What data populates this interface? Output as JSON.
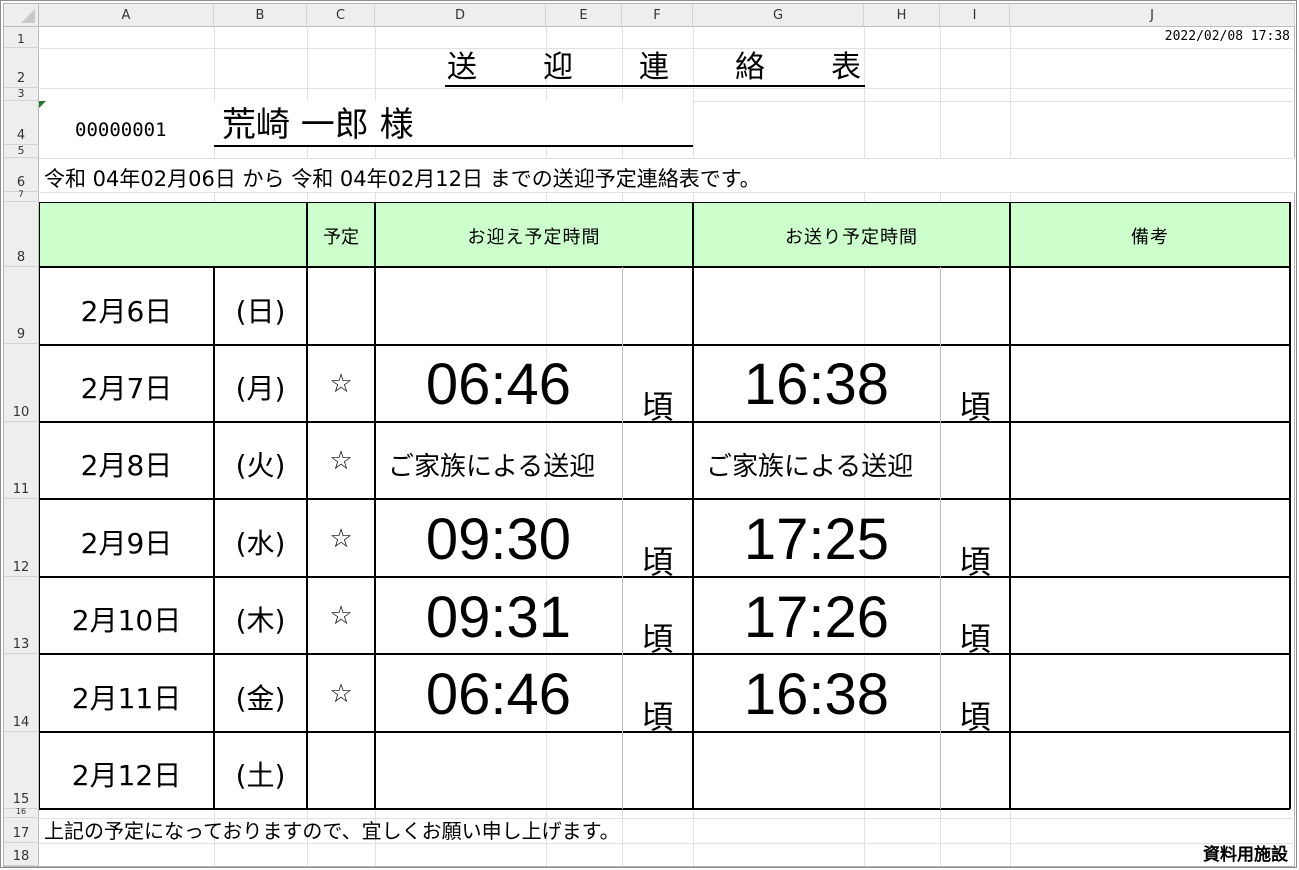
{
  "sheet": {
    "timestamp": "2022/02/08 17:38",
    "title": "送　　迎　　連　　絡　　表",
    "customer_id": "00000001",
    "customer_name": "荒崎 一郎 様",
    "period_text": "令和 04年02月06日 から 令和 04年02月12日 までの送迎予定連絡表です。",
    "table_headers": {
      "date": "",
      "scheduled": "予定",
      "pickup": "お迎え予定時間",
      "dropoff": "お送り予定時間",
      "remarks": "備考"
    },
    "rows": [
      {
        "date": "2月6日",
        "weekday": "(日)",
        "mark": "",
        "pickup": "",
        "pickup_suffix": "",
        "dropoff": "",
        "dropoff_suffix": "",
        "pickup_note": "",
        "dropoff_note": ""
      },
      {
        "date": "2月7日",
        "weekday": "(月)",
        "mark": "☆",
        "pickup": "06:46",
        "pickup_suffix": "頃",
        "dropoff": "16:38",
        "dropoff_suffix": "頃",
        "pickup_note": "",
        "dropoff_note": ""
      },
      {
        "date": "2月8日",
        "weekday": "(火)",
        "mark": "☆",
        "pickup": "",
        "pickup_suffix": "",
        "dropoff": "",
        "dropoff_suffix": "",
        "pickup_note": "ご家族による送迎",
        "dropoff_note": "ご家族による送迎"
      },
      {
        "date": "2月9日",
        "weekday": "(水)",
        "mark": "☆",
        "pickup": "09:30",
        "pickup_suffix": "頃",
        "dropoff": "17:25",
        "dropoff_suffix": "頃",
        "pickup_note": "",
        "dropoff_note": ""
      },
      {
        "date": "2月10日",
        "weekday": "(木)",
        "mark": "☆",
        "pickup": "09:31",
        "pickup_suffix": "頃",
        "dropoff": "17:26",
        "dropoff_suffix": "頃",
        "pickup_note": "",
        "dropoff_note": ""
      },
      {
        "date": "2月11日",
        "weekday": "(金)",
        "mark": "☆",
        "pickup": "06:46",
        "pickup_suffix": "頃",
        "dropoff": "16:38",
        "dropoff_suffix": "頃",
        "pickup_note": "",
        "dropoff_note": ""
      },
      {
        "date": "2月12日",
        "weekday": "(土)",
        "mark": "",
        "pickup": "",
        "pickup_suffix": "",
        "dropoff": "",
        "dropoff_suffix": "",
        "pickup_note": "",
        "dropoff_note": ""
      }
    ],
    "footer_message": "上記の予定になっておりますので、宜しくお願い申し上げます。",
    "facility": "資料用施設"
  },
  "column_headers": [
    "A",
    "B",
    "C",
    "D",
    "E",
    "F",
    "G",
    "H",
    "I",
    "J"
  ],
  "row_headers": [
    "1",
    "2",
    "3",
    "4",
    "5",
    "6",
    "7",
    "8",
    "9",
    "10",
    "11",
    "12",
    "13",
    "14",
    "15",
    "16",
    "17",
    "18"
  ],
  "colors": {
    "header_fill": "#ccffcc",
    "grid_line": "#e1e1e1",
    "header_bar": "#eeeeee",
    "title_underline": "#000000"
  }
}
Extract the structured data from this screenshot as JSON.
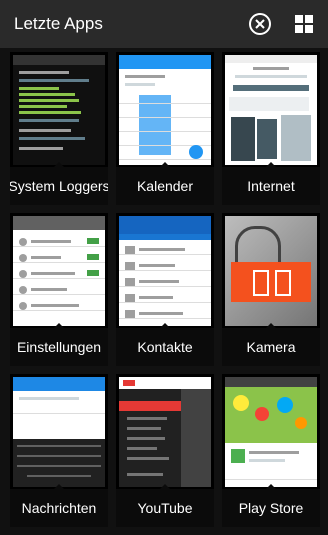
{
  "header": {
    "title": "Letzte Apps",
    "close_icon": "circle-x-icon",
    "layout_icon": "grid-icon"
  },
  "apps": [
    {
      "label": "System Loggers"
    },
    {
      "label": "Kalender"
    },
    {
      "label": "Internet"
    },
    {
      "label": "Einstellungen"
    },
    {
      "label": "Kontakte"
    },
    {
      "label": "Kamera"
    },
    {
      "label": "Nachrichten"
    },
    {
      "label": "YouTube"
    },
    {
      "label": "Play Store"
    }
  ],
  "colors": {
    "background": "#111111",
    "header": "#2a2a2a",
    "calendar_blue": "#2196f3",
    "contacts_blue": "#1565c0",
    "camera_orange": "#f4511e",
    "youtube_red": "#e53935",
    "playstore_green": "#8bc34a"
  }
}
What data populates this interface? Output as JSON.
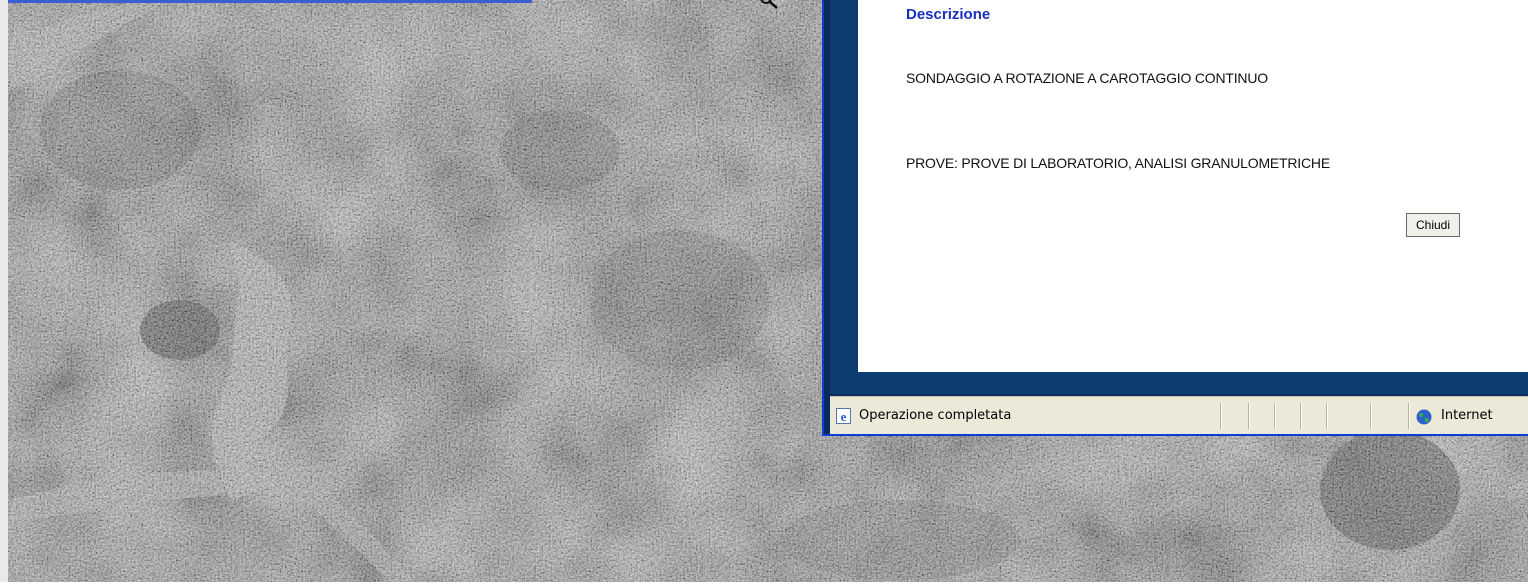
{
  "popup": {
    "heading": "Descrizione",
    "lines": [
      "SONDAGGIO A ROTAZIONE A CAROTAGGIO CONTINUO",
      "PROVE: PROVE DI LABORATORIO, ANALISI GRANULOMETRICHE"
    ],
    "close_label": "Chiudi"
  },
  "statusbar": {
    "status_text": "Operazione completata",
    "status_icon": "ie-page-icon",
    "zone_text": "Internet",
    "zone_icon": "globe-icon"
  },
  "colors": {
    "heading": "#1a2fc0",
    "window_frame": "#0d3c70",
    "statusbar_bg": "#ece9d8"
  }
}
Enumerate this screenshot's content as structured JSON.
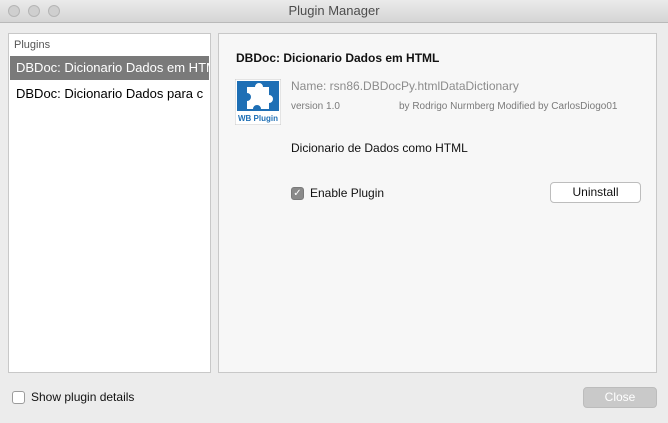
{
  "window": {
    "title": "Plugin Manager"
  },
  "plugin_list": {
    "header": "Plugins",
    "items": [
      {
        "label": "DBDoc: Dicionario Dados em HTML",
        "selected": true
      },
      {
        "label": "DBDoc: Dicionario Dados para c",
        "selected": false
      }
    ]
  },
  "details": {
    "title": "DBDoc: Dicionario Dados em HTML",
    "logo_icon": "wb-plugin-puzzle-icon",
    "logo_text": "WB Plugin",
    "name": "Name: rsn86.DBDocPy.htmlDataDictionary",
    "version": "version 1.0",
    "author": "by Rodrigo Nurmberg Modified by CarlosDiogo01",
    "description": "Dicionario de Dados como HTML",
    "enable_label": "Enable Plugin",
    "enabled": true,
    "uninstall_label": "Uninstall"
  },
  "footer": {
    "show_details_label": "Show plugin details",
    "show_details_checked": false,
    "close_label": "Close"
  },
  "colors": {
    "selection": "#7a7a7a",
    "logo_blue": "#1e6fb5"
  }
}
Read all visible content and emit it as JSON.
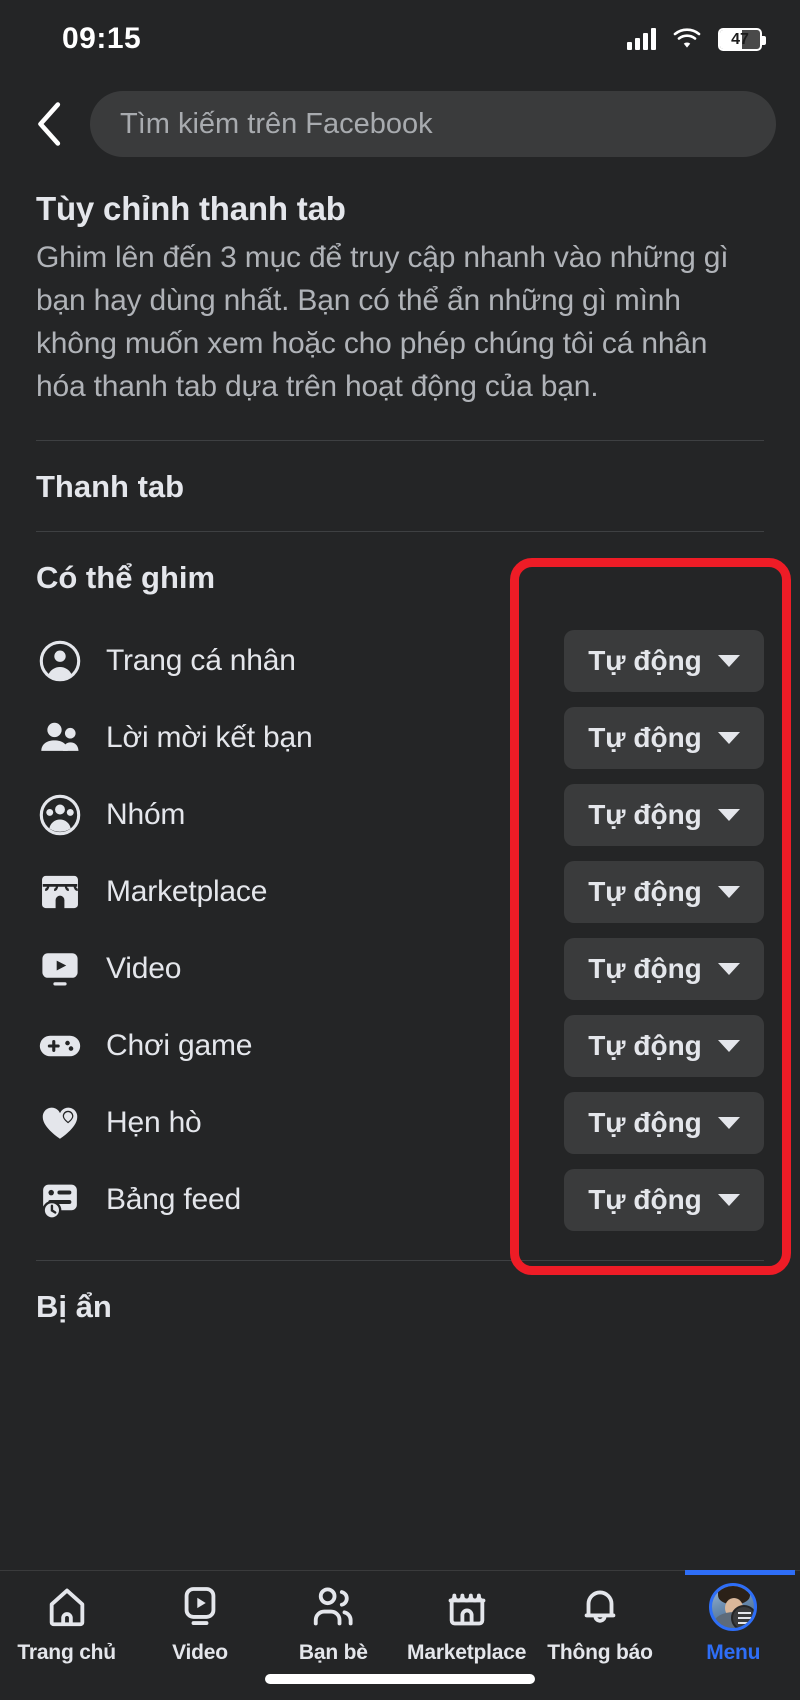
{
  "status_bar": {
    "time": "09:15",
    "battery_percent": "47",
    "signal_icon": "signal-bars-icon",
    "wifi_icon": "wifi-icon",
    "battery_icon": "battery-icon"
  },
  "header": {
    "back_icon": "back-chevron-icon",
    "search_placeholder": "Tìm kiếm trên Facebook",
    "search_value": ""
  },
  "intro": {
    "title": "Tùy chỉnh thanh tab",
    "description": "Ghim lên đến 3 mục để truy cập nhanh vào những gì bạn hay dùng nhất. Bạn có thể ẩn những gì mình không muốn xem hoặc cho phép chúng tôi cá nhân hóa thanh tab dựa trên hoạt động của bạn."
  },
  "sections": {
    "tab_bar_heading": "Thanh tab",
    "pinnable_heading": "Có thể ghim",
    "hidden_heading": "Bị ẩn"
  },
  "pinnable_items": [
    {
      "label": "Trang cá nhân",
      "icon": "profile-circle-icon",
      "state": "Tự động"
    },
    {
      "label": "Lời mời kết bạn",
      "icon": "friends-icon",
      "state": "Tự động"
    },
    {
      "label": "Nhóm",
      "icon": "groups-circle-icon",
      "state": "Tự động"
    },
    {
      "label": "Marketplace",
      "icon": "marketplace-shop-icon",
      "state": "Tự động"
    },
    {
      "label": "Video",
      "icon": "video-play-icon",
      "state": "Tự động"
    },
    {
      "label": "Chơi game",
      "icon": "gamepad-icon",
      "state": "Tự động"
    },
    {
      "label": "Hẹn hò",
      "icon": "heart-dating-icon",
      "state": "Tự động"
    },
    {
      "label": "Bảng feed",
      "icon": "feeds-clock-icon",
      "state": "Tự động"
    }
  ],
  "annotation": {
    "type": "rectangle-highlight",
    "color": "#ee1c26"
  },
  "bottom_nav": [
    {
      "label": "Trang chủ",
      "icon": "home-icon",
      "active": false
    },
    {
      "label": "Video",
      "icon": "video-icon",
      "active": false
    },
    {
      "label": "Bạn bè",
      "icon": "friends-icon",
      "active": false
    },
    {
      "label": "Marketplace",
      "icon": "marketplace-icon",
      "active": false
    },
    {
      "label": "Thông báo",
      "icon": "bell-icon",
      "active": false
    },
    {
      "label": "Menu",
      "icon": "avatar-menu-icon",
      "active": true
    }
  ],
  "colors": {
    "background": "#242526",
    "surface": "#3a3b3c",
    "text_primary": "#e4e6eb",
    "text_secondary": "#b0b3b8",
    "accent_blue": "#2e6ef7",
    "annotation_red": "#ee1c26"
  }
}
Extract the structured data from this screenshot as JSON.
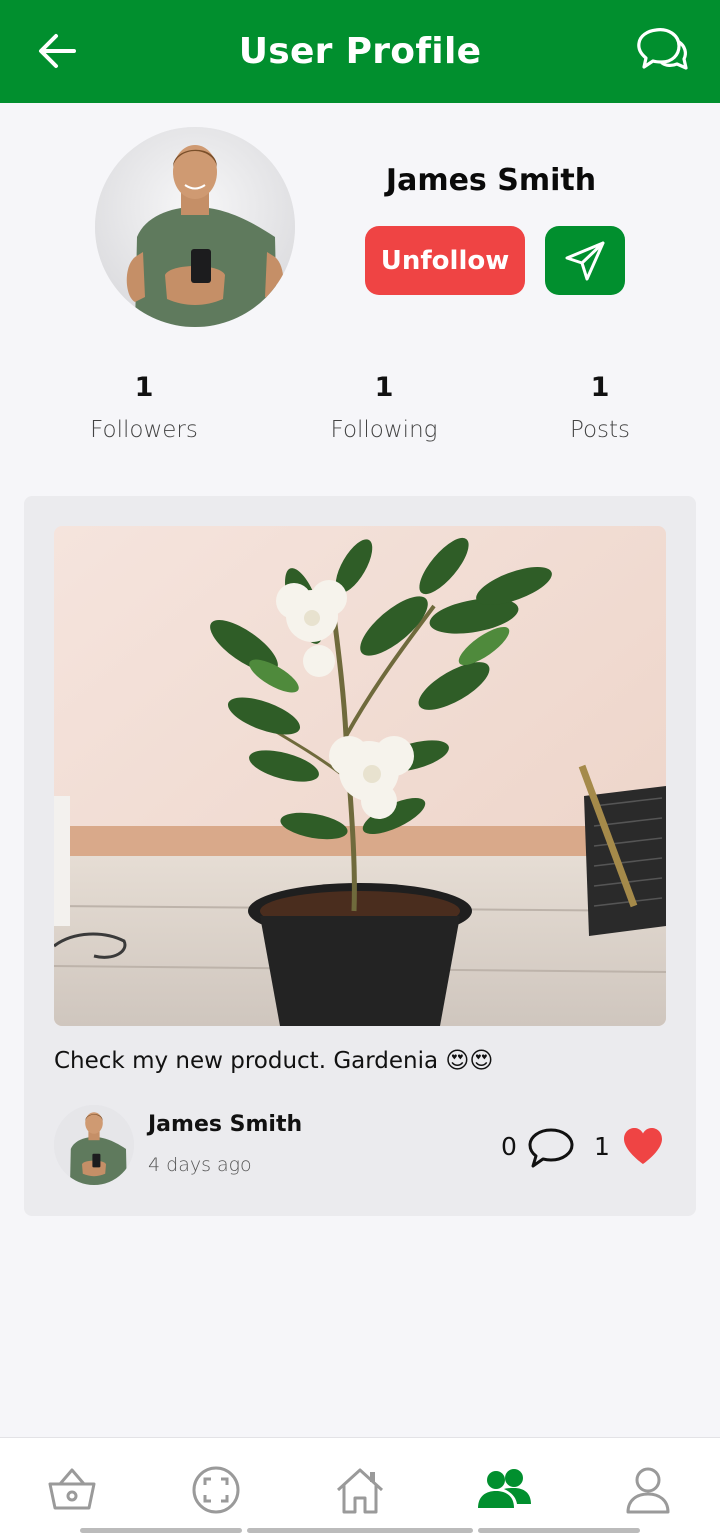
{
  "header": {
    "title": "User Profile"
  },
  "profile": {
    "name": "James Smith",
    "unfollow_label": "Unfollow",
    "stats": [
      {
        "value": "1",
        "label": "Followers"
      },
      {
        "value": "1",
        "label": "Following"
      },
      {
        "value": "1",
        "label": "Posts"
      }
    ]
  },
  "post": {
    "caption": "Check my new product. Gardenia 😍😍",
    "author": "James Smith",
    "time_ago": "4 days ago",
    "comments": "0",
    "likes": "1"
  },
  "nav": {
    "items": [
      "basket-icon",
      "scan-icon",
      "home-icon",
      "community-icon",
      "user-icon"
    ],
    "active": "community-icon"
  },
  "colors": {
    "brand": "#018f2e",
    "unfollow": "#ef4444",
    "heart": "#ef4444"
  }
}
________________________
**Your goal:**
From the entries, copy out each line containing the word "description".

**Final result:**
    "description": "Dicionario de Dados como HTML",
    "description": "Ghim lên đến 3 mục để truy cập nhanh vào những gì bạn hay dùng nhất. Bạn có thể ẩn những gì mình không muốn xem hoặc cho phép chúng tôi cá nhân hóa thanh tab dựa trên hoạt động của bạn."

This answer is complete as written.